What you should do ::
Exactly as written, retype the listing below, omitting the pictures.

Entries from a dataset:
+-------+

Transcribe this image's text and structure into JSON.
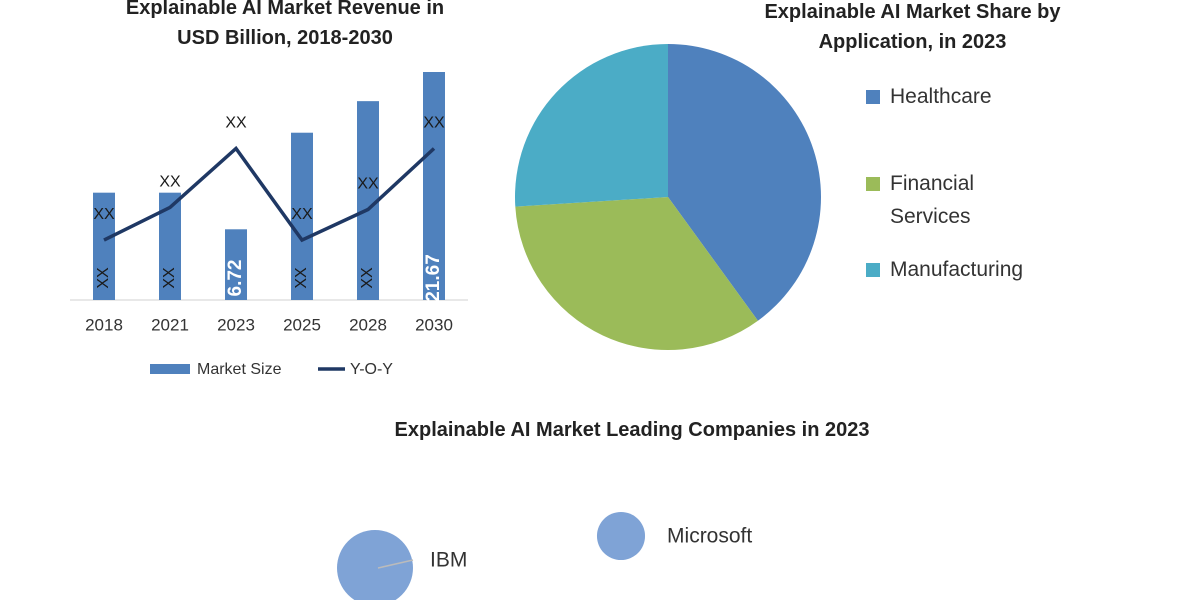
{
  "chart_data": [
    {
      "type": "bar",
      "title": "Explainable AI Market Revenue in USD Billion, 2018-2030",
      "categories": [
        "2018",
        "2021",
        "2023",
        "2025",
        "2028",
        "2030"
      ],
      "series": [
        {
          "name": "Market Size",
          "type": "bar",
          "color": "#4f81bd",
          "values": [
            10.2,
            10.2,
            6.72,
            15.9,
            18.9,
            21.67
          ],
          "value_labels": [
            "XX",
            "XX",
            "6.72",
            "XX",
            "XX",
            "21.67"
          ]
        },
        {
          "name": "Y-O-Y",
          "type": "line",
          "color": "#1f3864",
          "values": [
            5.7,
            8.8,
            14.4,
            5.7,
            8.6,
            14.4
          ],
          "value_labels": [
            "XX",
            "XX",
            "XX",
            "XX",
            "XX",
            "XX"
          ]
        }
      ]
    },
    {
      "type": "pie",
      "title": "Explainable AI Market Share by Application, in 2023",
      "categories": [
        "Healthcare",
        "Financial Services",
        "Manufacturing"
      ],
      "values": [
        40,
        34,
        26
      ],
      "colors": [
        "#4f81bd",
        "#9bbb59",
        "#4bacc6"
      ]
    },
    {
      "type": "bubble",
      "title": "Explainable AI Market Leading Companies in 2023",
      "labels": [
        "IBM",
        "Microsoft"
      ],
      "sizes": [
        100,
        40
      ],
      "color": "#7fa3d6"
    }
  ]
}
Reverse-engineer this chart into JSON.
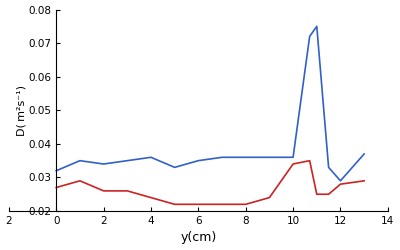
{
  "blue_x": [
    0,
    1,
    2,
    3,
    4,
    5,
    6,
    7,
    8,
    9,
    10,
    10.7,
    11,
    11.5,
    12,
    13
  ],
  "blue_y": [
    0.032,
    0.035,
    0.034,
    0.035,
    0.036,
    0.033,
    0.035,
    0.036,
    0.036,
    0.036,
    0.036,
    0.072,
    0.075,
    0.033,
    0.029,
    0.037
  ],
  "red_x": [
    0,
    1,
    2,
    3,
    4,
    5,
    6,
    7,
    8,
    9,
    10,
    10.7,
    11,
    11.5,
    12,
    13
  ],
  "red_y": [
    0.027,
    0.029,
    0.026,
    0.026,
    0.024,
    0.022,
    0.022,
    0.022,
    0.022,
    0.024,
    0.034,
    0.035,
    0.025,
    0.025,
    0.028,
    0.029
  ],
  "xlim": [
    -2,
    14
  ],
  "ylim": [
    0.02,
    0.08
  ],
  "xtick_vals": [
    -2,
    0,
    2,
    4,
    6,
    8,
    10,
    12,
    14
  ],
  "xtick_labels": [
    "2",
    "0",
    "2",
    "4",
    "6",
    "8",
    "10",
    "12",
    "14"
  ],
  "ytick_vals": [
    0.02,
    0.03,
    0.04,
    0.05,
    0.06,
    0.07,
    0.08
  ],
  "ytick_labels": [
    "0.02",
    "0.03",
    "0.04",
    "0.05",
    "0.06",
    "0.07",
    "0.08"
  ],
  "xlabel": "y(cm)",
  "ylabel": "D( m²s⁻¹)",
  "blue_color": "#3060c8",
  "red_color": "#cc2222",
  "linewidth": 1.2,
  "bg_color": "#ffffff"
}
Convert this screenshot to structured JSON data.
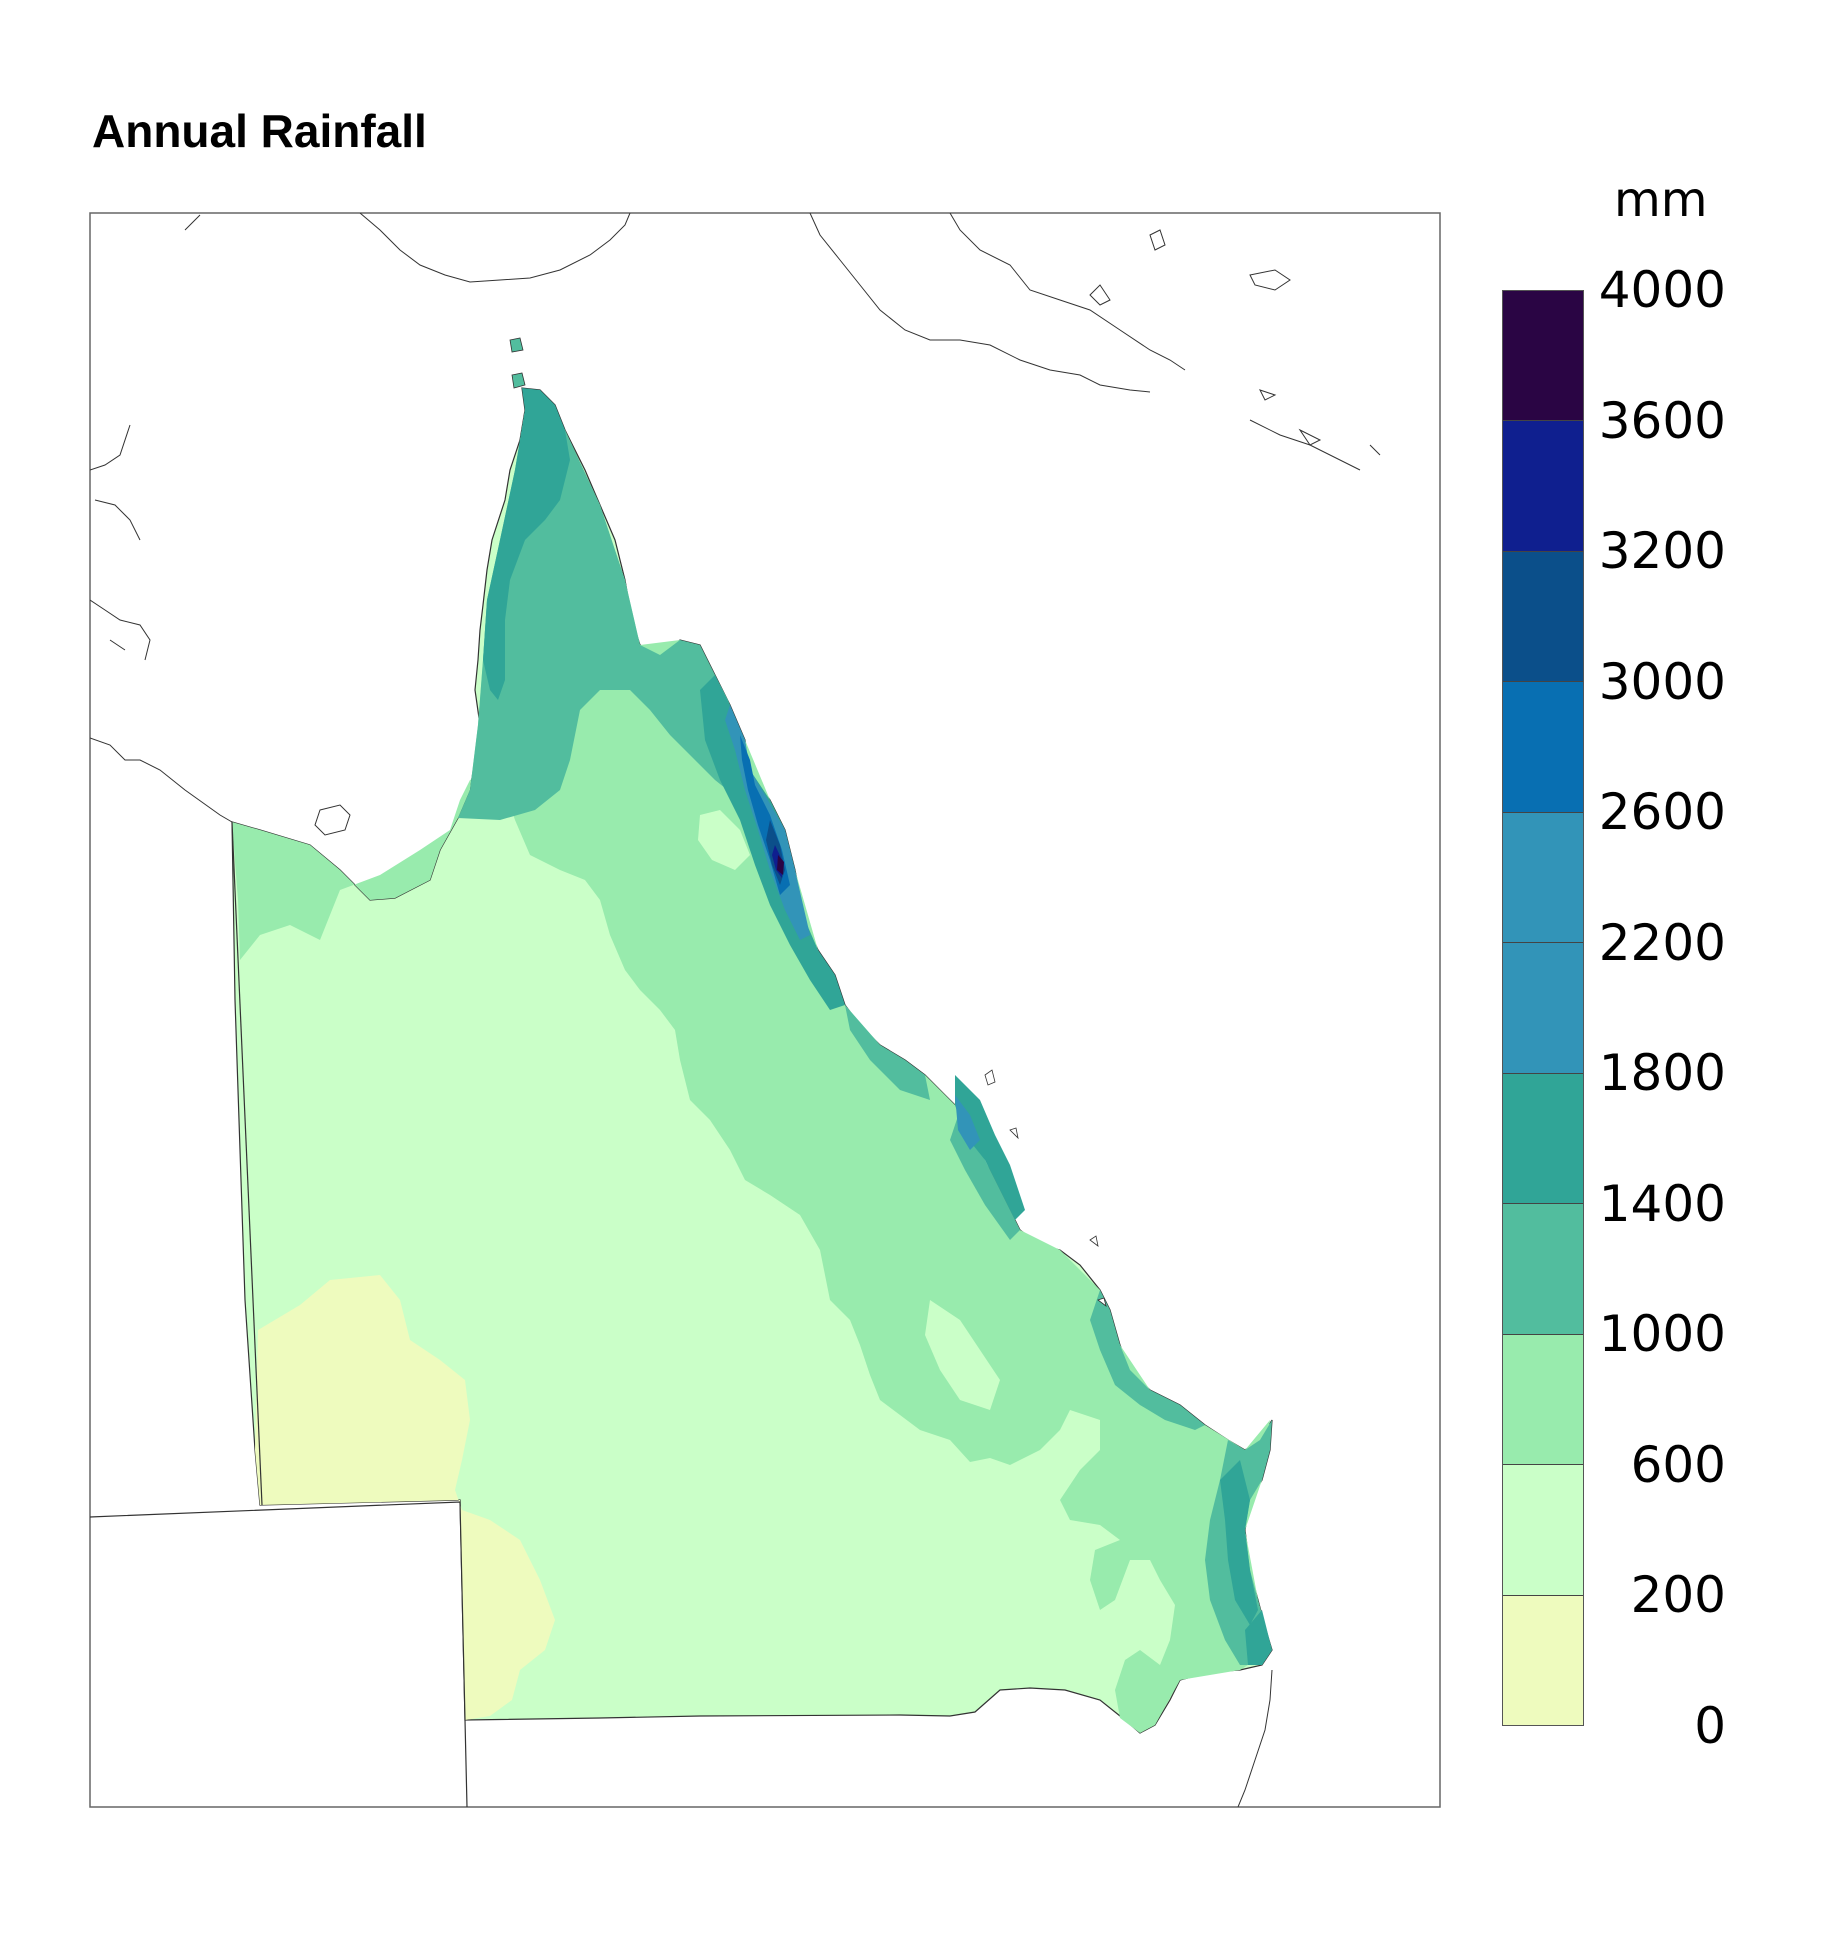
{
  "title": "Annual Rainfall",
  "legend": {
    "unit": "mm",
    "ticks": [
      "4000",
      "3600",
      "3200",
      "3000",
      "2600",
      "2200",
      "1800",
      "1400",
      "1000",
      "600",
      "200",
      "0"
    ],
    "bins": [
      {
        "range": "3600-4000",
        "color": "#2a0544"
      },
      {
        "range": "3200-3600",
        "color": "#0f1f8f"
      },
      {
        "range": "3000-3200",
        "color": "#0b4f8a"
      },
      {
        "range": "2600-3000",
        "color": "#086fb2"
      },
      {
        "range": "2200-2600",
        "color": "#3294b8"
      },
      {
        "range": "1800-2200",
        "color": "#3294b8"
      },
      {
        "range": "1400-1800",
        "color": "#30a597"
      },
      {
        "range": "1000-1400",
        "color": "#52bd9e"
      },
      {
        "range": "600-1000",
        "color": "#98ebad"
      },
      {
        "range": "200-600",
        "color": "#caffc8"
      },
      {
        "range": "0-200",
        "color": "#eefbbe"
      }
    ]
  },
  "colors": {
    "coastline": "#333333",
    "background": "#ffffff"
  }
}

+-------+

Output ::
Transcribe this image's text and structure into JSON.
{
  "chart_data": [
    {
      "type": "bar",
      "title": "Explainable AI Market Revenue in USD Billion, 2018-2030",
      "categories": [
        "2018",
        "2021",
        "2023",
        "2025",
        "2028",
        "2030"
      ],
      "series": [
        {
          "name": "Market Size",
          "type": "bar",
          "color": "#4f81bd",
          "values": [
            10.2,
            10.2,
            6.72,
            15.9,
            18.9,
            21.67
          ],
          "value_labels": [
            "XX",
            "XX",
            "6.72",
            "XX",
            "XX",
            "21.67"
          ]
        },
        {
          "name": "Y-O-Y",
          "type": "line",
          "color": "#1f3864",
          "values": [
            5.7,
            8.8,
            14.4,
            5.7,
            8.6,
            14.4
          ],
          "value_labels": [
            "XX",
            "XX",
            "XX",
            "XX",
            "XX",
            "XX"
          ]
        }
      ]
    },
    {
      "type": "pie",
      "title": "Explainable AI Market Share by Application, in 2023",
      "categories": [
        "Healthcare",
        "Financial Services",
        "Manufacturing"
      ],
      "values": [
        40,
        34,
        26
      ],
      "colors": [
        "#4f81bd",
        "#9bbb59",
        "#4bacc6"
      ]
    },
    {
      "type": "bubble",
      "title": "Explainable AI Market Leading Companies in 2023",
      "labels": [
        "IBM",
        "Microsoft"
      ],
      "sizes": [
        100,
        40
      ],
      "color": "#7fa3d6"
    }
  ]
}
Reverse-engineer this chart into JSON.
{
  "blue_x": [
    0,
    1,
    2,
    3,
    4,
    5,
    6,
    7,
    8,
    9,
    10,
    10.7,
    11,
    11.5,
    12,
    13
  ],
  "blue_y": [
    0.032,
    0.035,
    0.034,
    0.035,
    0.036,
    0.033,
    0.035,
    0.036,
    0.036,
    0.036,
    0.036,
    0.072,
    0.075,
    0.033,
    0.029,
    0.037
  ],
  "red_x": [
    0,
    1,
    2,
    3,
    4,
    5,
    6,
    7,
    8,
    9,
    10,
    10.7,
    11,
    11.5,
    12,
    13
  ],
  "red_y": [
    0.027,
    0.029,
    0.026,
    0.026,
    0.024,
    0.022,
    0.022,
    0.022,
    0.022,
    0.024,
    0.034,
    0.035,
    0.025,
    0.025,
    0.028,
    0.029
  ],
  "xlim": [
    -2,
    14
  ],
  "ylim": [
    0.02,
    0.08
  ],
  "xtick_vals": [
    -2,
    0,
    2,
    4,
    6,
    8,
    10,
    12,
    14
  ],
  "xtick_labels": [
    "2",
    "0",
    "2",
    "4",
    "6",
    "8",
    "10",
    "12",
    "14"
  ],
  "ytick_vals": [
    0.02,
    0.03,
    0.04,
    0.05,
    0.06,
    0.07,
    0.08
  ],
  "ytick_labels": [
    "0.02",
    "0.03",
    "0.04",
    "0.05",
    "0.06",
    "0.07",
    "0.08"
  ],
  "xlabel": "y(cm)",
  "ylabel": "D( m²s⁻¹)",
  "blue_color": "#3060c8",
  "red_color": "#cc2222",
  "linewidth": 1.2,
  "bg_color": "#ffffff"
}
Convert this screenshot to structured JSON data.
{
  "title": "Annual Rainfall",
  "legend": {
    "unit": "mm",
    "ticks": [
      "4000",
      "3600",
      "3200",
      "3000",
      "2600",
      "2200",
      "1800",
      "1400",
      "1000",
      "600",
      "200",
      "0"
    ],
    "bins": [
      {
        "range": "3600-4000",
        "color": "#2a0544"
      },
      {
        "range": "3200-3600",
        "color": "#0f1f8f"
      },
      {
        "range": "3000-3200",
        "color": "#0b4f8a"
      },
      {
        "range": "2600-3000",
        "color": "#086fb2"
      },
      {
        "range": "2200-2600",
        "color": "#3294b8"
      },
      {
        "range": "1800-2200",
        "color": "#3294b8"
      },
      {
        "range": "1400-1800",
        "color": "#30a597"
      },
      {
        "range": "1000-1400",
        "color": "#52bd9e"
      },
      {
        "range": "600-1000",
        "color": "#98ebad"
      },
      {
        "range": "200-600",
        "color": "#caffc8"
      },
      {
        "range": "0-200",
        "color": "#eefbbe"
      }
    ]
  },
  "colors": {
    "coastline": "#333333",
    "background": "#ffffff"
  }
}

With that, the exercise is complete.